╭─ Records to use

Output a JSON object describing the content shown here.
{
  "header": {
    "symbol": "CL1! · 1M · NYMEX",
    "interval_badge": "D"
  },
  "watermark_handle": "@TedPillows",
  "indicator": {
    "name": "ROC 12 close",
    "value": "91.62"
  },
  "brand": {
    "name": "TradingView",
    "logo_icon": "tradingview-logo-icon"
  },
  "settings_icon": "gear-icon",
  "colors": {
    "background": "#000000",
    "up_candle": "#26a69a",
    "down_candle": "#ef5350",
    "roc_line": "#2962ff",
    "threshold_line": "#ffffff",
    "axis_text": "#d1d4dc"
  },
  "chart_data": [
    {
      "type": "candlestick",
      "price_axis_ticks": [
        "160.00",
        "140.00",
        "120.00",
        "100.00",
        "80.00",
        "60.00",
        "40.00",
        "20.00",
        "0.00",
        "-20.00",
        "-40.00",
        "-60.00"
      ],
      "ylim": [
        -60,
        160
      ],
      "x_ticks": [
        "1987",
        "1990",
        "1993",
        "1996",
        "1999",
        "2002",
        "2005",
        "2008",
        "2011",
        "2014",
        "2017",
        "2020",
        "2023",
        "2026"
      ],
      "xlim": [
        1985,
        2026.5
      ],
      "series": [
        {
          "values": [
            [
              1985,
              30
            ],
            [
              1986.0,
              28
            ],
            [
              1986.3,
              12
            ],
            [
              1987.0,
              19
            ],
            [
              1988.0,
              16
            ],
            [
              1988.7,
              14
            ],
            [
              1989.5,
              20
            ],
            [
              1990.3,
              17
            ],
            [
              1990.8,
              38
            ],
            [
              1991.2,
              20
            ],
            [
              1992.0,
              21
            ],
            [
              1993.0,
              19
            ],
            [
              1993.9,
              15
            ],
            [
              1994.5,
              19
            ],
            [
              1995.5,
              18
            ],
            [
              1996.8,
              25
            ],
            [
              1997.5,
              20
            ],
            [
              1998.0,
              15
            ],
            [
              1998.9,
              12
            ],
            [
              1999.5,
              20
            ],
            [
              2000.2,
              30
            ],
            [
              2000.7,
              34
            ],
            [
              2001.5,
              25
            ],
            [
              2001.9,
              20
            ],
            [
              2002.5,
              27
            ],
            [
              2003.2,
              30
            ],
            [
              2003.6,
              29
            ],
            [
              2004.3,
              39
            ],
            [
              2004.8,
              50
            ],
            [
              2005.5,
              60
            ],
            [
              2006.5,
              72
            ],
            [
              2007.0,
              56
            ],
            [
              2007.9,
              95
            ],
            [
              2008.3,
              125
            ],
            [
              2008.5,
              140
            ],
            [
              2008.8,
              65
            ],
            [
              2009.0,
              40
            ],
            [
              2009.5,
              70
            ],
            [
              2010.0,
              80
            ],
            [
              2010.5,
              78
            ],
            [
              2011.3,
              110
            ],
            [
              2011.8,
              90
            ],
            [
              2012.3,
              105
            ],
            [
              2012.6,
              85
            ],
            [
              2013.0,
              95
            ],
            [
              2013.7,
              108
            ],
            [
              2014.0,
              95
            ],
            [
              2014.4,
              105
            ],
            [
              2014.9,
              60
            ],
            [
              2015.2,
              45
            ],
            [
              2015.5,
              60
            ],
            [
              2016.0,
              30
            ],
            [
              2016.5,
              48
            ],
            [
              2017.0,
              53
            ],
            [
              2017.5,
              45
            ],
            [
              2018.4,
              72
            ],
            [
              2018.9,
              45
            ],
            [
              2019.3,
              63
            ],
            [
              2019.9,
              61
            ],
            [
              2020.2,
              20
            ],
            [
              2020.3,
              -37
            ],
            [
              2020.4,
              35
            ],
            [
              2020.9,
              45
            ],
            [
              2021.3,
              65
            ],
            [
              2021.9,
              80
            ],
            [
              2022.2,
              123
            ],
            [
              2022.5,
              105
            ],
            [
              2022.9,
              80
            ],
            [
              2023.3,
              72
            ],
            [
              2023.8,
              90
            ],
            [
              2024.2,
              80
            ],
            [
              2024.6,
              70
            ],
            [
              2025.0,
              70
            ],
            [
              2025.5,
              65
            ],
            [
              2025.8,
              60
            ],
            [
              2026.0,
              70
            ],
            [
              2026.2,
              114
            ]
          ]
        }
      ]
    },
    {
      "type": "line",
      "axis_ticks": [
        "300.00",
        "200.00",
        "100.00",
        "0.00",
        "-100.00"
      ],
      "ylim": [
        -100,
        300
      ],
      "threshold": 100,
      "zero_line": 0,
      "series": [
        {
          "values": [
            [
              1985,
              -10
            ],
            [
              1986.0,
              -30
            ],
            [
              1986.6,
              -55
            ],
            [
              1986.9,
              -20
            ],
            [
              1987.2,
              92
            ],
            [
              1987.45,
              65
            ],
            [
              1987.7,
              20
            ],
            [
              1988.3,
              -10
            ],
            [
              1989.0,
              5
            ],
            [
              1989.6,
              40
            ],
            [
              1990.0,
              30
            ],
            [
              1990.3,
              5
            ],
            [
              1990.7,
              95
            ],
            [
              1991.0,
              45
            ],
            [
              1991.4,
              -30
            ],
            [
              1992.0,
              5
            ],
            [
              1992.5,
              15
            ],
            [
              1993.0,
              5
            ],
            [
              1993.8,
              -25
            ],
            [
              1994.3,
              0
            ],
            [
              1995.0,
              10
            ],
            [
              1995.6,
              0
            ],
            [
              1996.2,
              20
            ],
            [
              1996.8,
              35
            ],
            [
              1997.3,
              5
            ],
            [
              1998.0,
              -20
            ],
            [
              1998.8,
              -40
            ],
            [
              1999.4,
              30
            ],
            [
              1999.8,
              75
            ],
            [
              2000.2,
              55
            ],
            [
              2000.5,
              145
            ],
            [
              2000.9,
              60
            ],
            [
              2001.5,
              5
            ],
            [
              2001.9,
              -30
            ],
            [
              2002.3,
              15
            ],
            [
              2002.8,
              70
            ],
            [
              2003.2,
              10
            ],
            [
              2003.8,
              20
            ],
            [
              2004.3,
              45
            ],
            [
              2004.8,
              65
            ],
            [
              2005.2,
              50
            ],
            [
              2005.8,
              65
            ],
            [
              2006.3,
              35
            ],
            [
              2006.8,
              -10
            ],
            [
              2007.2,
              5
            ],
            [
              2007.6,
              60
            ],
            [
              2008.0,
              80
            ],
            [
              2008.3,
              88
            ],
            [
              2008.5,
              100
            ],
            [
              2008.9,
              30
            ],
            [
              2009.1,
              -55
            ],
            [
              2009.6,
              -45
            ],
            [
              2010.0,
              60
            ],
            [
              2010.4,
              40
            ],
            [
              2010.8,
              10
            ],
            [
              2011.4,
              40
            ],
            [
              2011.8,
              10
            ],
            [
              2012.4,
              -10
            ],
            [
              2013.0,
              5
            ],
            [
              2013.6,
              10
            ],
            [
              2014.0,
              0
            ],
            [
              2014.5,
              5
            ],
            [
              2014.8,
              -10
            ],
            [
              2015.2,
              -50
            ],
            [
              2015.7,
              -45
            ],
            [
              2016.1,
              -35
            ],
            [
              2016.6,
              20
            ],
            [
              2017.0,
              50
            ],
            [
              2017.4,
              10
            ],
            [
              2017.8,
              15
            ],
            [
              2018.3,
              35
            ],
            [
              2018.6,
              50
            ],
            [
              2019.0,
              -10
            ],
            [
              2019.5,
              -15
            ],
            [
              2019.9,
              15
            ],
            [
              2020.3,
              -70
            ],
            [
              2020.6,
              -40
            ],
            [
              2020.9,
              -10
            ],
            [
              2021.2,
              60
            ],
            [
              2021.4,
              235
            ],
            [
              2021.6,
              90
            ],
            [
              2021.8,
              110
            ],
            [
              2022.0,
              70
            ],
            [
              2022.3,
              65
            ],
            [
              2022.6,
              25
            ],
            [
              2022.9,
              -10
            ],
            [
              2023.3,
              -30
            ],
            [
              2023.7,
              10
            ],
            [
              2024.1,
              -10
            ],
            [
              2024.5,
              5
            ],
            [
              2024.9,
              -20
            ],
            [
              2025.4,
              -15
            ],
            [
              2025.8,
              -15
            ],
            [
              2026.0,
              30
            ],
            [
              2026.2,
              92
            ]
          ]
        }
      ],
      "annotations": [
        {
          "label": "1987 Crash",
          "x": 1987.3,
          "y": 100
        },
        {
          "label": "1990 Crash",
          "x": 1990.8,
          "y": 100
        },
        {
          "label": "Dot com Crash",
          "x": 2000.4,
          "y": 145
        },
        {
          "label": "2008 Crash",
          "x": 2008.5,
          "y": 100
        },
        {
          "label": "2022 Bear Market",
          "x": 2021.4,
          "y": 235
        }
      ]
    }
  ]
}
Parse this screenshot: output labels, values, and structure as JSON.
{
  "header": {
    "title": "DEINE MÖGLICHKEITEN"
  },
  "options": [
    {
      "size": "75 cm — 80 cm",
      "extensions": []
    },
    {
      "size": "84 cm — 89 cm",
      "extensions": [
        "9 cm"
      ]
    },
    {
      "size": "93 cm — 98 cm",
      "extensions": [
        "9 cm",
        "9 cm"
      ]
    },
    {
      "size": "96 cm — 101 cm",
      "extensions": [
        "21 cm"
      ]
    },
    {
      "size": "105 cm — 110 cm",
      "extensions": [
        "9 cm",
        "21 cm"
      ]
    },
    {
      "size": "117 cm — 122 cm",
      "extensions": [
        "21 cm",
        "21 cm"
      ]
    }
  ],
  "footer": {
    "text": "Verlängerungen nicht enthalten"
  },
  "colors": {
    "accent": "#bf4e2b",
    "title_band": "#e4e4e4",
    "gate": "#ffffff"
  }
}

╰─

| Problem details |
Where a line above includes "JSON", copy that line.

| Exercise response |
Output a JSON object describing the content shown here.
Parse this screenshot: output labels, values, and structure as JSON.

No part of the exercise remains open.